- Directions -
The answer should be a single number: how many lines of the entries below hold the word "albo".

- Entries -
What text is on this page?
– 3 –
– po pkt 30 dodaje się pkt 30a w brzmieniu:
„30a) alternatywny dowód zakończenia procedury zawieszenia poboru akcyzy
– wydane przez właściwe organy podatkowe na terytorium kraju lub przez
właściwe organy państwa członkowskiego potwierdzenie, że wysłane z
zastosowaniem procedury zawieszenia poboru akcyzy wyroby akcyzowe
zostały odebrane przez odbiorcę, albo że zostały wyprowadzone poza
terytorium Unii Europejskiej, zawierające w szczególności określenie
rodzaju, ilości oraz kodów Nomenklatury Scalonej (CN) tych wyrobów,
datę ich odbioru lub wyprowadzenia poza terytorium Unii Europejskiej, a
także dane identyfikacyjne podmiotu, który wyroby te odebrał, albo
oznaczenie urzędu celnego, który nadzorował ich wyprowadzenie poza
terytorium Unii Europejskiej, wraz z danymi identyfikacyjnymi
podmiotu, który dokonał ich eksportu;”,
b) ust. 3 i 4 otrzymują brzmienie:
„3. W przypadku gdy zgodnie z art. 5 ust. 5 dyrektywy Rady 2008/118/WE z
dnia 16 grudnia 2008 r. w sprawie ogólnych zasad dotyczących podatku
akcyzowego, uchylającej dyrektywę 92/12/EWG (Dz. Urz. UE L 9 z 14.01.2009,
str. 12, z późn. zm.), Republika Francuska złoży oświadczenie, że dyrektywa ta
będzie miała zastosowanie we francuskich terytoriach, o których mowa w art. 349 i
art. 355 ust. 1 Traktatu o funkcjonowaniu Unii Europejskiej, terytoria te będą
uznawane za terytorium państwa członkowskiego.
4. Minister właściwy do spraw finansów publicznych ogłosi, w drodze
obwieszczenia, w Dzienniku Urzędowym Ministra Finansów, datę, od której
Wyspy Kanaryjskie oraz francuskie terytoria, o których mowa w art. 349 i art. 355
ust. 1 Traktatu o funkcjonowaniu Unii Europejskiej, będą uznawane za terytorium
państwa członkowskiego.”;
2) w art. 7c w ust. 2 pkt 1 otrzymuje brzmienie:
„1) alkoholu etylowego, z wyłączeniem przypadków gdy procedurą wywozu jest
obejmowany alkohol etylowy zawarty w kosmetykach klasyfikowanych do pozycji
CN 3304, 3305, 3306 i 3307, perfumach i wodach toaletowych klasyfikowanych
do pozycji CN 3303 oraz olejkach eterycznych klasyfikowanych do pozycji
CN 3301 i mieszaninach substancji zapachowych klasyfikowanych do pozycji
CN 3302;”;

- Solved exercise -
2